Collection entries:

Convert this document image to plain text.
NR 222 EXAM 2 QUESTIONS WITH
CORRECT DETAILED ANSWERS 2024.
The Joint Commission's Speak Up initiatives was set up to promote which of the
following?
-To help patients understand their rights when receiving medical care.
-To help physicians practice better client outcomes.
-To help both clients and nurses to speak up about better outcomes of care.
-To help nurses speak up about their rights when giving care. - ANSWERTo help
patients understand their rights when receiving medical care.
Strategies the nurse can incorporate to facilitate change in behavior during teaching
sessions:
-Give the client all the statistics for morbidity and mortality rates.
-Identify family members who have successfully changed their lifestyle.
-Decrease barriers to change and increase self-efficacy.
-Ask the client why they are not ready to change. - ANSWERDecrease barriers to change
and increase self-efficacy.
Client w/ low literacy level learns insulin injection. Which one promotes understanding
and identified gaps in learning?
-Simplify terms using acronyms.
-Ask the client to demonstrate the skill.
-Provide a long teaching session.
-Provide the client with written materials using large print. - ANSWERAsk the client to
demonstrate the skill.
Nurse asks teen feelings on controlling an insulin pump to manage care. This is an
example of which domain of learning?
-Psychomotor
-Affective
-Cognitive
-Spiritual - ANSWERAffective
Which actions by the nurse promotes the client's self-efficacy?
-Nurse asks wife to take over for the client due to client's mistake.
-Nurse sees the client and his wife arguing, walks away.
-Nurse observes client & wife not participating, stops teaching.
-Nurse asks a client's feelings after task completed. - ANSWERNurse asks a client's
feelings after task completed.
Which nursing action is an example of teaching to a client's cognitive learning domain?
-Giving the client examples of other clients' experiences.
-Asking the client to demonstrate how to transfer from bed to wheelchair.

_WHAT YOU NEED TO DO:_ Find the string "better" in the records, then copy each line where it occurs.

_EXERCISE RESULT:_
-To help physicians practice better client outcomes.
-To help both clients and nurses to speak up about better outcomes of care.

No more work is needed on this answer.